Figure content listings
╭──

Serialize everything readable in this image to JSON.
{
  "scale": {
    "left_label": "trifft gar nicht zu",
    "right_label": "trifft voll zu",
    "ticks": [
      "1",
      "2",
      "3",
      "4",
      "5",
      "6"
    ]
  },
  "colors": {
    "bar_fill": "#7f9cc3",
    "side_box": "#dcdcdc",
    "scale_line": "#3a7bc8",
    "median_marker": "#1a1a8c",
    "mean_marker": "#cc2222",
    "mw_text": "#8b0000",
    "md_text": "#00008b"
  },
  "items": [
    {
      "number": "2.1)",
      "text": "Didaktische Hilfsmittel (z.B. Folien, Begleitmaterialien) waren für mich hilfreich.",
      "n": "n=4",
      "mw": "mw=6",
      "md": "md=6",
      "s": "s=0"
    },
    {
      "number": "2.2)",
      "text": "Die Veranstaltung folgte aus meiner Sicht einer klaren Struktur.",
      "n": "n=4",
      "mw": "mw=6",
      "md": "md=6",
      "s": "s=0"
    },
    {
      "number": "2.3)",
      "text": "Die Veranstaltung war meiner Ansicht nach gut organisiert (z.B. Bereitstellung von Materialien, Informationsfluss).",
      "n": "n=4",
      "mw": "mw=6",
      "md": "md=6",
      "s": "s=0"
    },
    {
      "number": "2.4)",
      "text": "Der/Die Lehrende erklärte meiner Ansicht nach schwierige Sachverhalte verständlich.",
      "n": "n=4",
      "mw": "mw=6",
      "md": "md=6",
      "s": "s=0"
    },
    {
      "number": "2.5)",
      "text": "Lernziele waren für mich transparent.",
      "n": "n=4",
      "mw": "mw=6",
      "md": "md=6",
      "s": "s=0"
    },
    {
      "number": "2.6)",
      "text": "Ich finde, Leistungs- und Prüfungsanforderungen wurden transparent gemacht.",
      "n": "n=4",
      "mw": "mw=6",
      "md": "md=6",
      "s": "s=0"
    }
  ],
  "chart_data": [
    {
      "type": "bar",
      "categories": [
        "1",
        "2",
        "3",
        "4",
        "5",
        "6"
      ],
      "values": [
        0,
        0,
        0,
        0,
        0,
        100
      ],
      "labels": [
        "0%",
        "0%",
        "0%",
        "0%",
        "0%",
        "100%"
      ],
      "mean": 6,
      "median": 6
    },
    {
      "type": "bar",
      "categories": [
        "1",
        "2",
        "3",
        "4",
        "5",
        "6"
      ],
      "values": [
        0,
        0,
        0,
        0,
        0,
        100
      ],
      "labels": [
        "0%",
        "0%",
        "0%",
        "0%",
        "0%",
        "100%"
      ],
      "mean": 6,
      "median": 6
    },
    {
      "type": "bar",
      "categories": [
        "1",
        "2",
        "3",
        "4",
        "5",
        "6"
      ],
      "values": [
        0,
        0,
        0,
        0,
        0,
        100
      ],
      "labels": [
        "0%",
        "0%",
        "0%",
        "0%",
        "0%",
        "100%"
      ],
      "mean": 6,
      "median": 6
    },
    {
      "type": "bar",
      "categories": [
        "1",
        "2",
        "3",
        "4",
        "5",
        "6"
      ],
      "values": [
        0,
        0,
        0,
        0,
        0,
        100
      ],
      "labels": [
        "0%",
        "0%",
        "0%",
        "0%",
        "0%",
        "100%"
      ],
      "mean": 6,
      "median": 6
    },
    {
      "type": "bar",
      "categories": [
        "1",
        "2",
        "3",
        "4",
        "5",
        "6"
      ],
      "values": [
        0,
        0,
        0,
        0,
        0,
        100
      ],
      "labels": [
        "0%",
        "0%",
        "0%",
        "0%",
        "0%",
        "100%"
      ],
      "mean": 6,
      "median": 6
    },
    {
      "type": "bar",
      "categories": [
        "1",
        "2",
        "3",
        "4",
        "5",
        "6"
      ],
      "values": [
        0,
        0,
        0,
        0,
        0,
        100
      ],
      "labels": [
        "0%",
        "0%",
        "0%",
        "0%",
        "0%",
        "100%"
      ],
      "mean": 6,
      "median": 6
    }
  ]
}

╰──

• Requirement: Repeat all of the entries exactly.

• Reply to the exercise:
Serialize everything readable in this image to JSON.
{
  "scale": {
    "left_label": "trifft gar nicht zu",
    "right_label": "trifft voll zu",
    "ticks": [
      "1",
      "2",
      "3",
      "4",
      "5",
      "6"
    ]
  },
  "colors": {
    "bar_fill": "#7f9cc3",
    "side_box": "#dcdcdc",
    "scale_line": "#3a7bc8",
    "median_marker": "#1a1a8c",
    "mean_marker": "#cc2222",
    "mw_text": "#8b0000",
    "md_text": "#00008b"
  },
  "items": [
    {
      "number": "2.1)",
      "text": "Didaktische Hilfsmittel (z.B. Folien, Begleitmaterialien) waren für mich hilfreich.",
      "n": "n=4",
      "mw": "mw=6",
      "md": "md=6",
      "s": "s=0"
    },
    {
      "number": "2.2)",
      "text": "Die Veranstaltung folgte aus meiner Sicht einer klaren Struktur.",
      "n": "n=4",
      "mw": "mw=6",
      "md": "md=6",
      "s": "s=0"
    },
    {
      "number": "2.3)",
      "text": "Die Veranstaltung war meiner Ansicht nach gut organisiert (z.B. Bereitstellung von Materialien, Informationsfluss).",
      "n": "n=4",
      "mw": "mw=6",
      "md": "md=6",
      "s": "s=0"
    },
    {
      "number": "2.4)",
      "text": "Der/Die Lehrende erklärte meiner Ansicht nach schwierige Sachverhalte verständlich.",
      "n": "n=4",
      "mw": "mw=6",
      "md": "md=6",
      "s": "s=0"
    },
    {
      "number": "2.5)",
      "text": "Lernziele waren für mich transparent.",
      "n": "n=4",
      "mw": "mw=6",
      "md": "md=6",
      "s": "s=0"
    },
    {
      "number": "2.6)",
      "text": "Ich finde, Leistungs- und Prüfungsanforderungen wurden transparent gemacht.",
      "n": "n=4",
      "mw": "mw=6",
      "md": "md=6",
      "s": "s=0"
    }
  ],
  "chart_data": [
    {
      "type": "bar",
      "categories": [
        "1",
        "2",
        "3",
        "4",
        "5",
        "6"
      ],
      "values": [
        0,
        0,
        0,
        0,
        0,
        100
      ],
      "labels": [
        "0%",
        "0%",
        "0%",
        "0%",
        "0%",
        "100%"
      ],
      "mean": 6,
      "median": 6
    },
    {
      "type": "bar",
      "categories": [
        "1",
        "2",
        "3",
        "4",
        "5",
        "6"
      ],
      "values": [
        0,
        0,
        0,
        0,
        0,
        100
      ],
      "labels": [
        "0%",
        "0%",
        "0%",
        "0%",
        "0%",
        "100%"
      ],
      "mean": 6,
      "median": 6
    },
    {
      "type": "bar",
      "categories": [
        "1",
        "2",
        "3",
        "4",
        "5",
        "6"
      ],
      "values": [
        0,
        0,
        0,
        0,
        0,
        100
      ],
      "labels": [
        "0%",
        "0%",
        "0%",
        "0%",
        "0%",
        "100%"
      ],
      "mean": 6,
      "median": 6
    },
    {
      "type": "bar",
      "categories": [
        "1",
        "2",
        "3",
        "4",
        "5",
        "6"
      ],
      "values": [
        0,
        0,
        0,
        0,
        0,
        100
      ],
      "labels": [
        "0%",
        "0%",
        "0%",
        "0%",
        "0%",
        "100%"
      ],
      "mean": 6,
      "median": 6
    },
    {
      "type": "bar",
      "categories": [
        "1",
        "2",
        "3",
        "4",
        "5",
        "6"
      ],
      "values": [
        0,
        0,
        0,
        0,
        0,
        100
      ],
      "labels": [
        "0%",
        "0%",
        "0%",
        "0%",
        "0%",
        "100%"
      ],
      "mean": 6,
      "median": 6
    },
    {
      "type": "bar",
      "categories": [
        "1",
        "2",
        "3",
        "4",
        "5",
        "6"
      ],
      "values": [
        0,
        0,
        0,
        0,
        0,
        100
      ],
      "labels": [
        "0%",
        "0%",
        "0%",
        "0%",
        "0%",
        "100%"
      ],
      "mean": 6,
      "median": 6
    }
  ]
}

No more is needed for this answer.